Entries provided.
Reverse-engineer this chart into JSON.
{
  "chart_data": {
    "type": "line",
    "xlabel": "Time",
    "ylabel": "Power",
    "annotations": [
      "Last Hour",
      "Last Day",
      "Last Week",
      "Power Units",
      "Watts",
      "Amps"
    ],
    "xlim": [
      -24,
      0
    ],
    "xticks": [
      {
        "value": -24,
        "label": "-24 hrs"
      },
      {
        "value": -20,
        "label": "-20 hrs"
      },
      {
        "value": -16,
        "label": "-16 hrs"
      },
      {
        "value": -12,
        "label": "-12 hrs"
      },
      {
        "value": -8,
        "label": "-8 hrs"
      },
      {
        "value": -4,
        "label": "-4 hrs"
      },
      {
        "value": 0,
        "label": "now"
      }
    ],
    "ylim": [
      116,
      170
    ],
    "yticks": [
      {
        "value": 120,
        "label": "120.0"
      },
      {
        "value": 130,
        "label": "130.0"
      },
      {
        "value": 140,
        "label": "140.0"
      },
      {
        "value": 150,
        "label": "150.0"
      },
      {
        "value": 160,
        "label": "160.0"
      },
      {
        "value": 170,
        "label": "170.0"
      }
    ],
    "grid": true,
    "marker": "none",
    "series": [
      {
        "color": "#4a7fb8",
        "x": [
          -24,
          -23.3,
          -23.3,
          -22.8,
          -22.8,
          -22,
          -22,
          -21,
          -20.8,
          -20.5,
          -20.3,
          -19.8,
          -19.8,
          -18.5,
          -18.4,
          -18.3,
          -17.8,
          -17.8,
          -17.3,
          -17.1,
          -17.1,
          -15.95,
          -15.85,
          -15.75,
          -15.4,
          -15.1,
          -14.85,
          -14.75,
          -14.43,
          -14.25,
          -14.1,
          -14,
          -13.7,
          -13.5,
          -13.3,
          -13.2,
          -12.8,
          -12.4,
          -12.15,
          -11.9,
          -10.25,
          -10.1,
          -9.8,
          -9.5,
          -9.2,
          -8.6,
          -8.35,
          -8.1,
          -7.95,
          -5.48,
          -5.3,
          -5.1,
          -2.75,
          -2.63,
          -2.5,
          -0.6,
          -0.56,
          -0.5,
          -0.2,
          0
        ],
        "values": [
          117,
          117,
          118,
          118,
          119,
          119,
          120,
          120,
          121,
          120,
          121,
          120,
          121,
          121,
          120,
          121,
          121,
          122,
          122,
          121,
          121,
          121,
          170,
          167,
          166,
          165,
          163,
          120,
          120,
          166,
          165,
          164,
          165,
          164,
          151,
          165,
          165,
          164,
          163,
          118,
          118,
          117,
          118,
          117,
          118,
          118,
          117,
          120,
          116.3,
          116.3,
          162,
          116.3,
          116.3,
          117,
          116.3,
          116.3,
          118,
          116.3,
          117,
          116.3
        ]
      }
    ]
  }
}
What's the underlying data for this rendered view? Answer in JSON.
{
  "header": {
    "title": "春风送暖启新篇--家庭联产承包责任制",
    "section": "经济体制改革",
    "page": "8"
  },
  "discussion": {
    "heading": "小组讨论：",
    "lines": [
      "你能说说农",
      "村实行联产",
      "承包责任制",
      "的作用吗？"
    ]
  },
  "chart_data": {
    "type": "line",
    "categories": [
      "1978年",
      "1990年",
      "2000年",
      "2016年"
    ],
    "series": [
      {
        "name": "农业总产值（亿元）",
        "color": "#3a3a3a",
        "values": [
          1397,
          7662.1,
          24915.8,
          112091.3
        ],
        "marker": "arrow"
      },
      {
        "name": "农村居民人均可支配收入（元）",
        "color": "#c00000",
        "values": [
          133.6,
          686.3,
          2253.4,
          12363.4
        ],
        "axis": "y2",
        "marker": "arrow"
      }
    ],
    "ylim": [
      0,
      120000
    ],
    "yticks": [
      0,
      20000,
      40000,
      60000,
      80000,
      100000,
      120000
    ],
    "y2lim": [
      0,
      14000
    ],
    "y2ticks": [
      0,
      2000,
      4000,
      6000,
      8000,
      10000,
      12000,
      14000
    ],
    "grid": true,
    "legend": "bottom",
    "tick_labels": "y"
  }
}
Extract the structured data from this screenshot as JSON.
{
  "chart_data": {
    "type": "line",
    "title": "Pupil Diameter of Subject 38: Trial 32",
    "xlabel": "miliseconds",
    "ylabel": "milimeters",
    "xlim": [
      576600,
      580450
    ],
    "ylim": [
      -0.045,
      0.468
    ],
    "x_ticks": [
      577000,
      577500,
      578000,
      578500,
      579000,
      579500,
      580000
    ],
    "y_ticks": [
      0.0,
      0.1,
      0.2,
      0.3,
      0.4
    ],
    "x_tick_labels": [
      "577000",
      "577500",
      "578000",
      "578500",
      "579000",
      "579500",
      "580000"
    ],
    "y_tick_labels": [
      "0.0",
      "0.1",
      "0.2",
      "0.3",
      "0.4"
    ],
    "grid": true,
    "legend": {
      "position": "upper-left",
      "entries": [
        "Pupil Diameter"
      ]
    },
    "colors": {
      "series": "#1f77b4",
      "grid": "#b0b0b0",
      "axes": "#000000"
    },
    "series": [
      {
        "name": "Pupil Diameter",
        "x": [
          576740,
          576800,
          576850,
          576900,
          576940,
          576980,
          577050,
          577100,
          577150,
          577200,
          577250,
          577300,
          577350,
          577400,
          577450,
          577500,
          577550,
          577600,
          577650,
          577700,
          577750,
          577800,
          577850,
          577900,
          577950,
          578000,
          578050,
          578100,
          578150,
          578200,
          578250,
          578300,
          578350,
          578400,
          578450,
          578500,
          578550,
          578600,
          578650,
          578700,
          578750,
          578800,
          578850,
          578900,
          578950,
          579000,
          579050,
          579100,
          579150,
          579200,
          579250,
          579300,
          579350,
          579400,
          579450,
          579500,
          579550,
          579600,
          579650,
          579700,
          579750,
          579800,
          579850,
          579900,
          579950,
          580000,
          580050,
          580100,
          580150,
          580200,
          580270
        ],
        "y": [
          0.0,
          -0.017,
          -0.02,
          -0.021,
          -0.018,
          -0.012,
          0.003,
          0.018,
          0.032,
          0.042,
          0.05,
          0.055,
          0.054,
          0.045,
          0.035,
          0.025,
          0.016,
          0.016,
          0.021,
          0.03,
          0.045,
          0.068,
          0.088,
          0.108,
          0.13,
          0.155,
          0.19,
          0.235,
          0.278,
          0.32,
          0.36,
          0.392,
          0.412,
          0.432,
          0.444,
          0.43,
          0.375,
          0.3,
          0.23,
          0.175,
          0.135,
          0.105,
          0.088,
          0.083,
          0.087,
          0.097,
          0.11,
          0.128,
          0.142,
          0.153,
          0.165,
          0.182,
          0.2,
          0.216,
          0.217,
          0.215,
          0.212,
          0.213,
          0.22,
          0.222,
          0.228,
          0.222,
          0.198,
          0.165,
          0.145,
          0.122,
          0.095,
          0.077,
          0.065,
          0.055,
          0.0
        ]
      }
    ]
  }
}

Exercise instructions. Gather every line containing the word "JSON" and copy it.

Solution.
Reverse-engineer this chart into JSON.
What's the underlying data for this rendered view? Answer in JSON.
Extract the structured data from this screenshot as JSON.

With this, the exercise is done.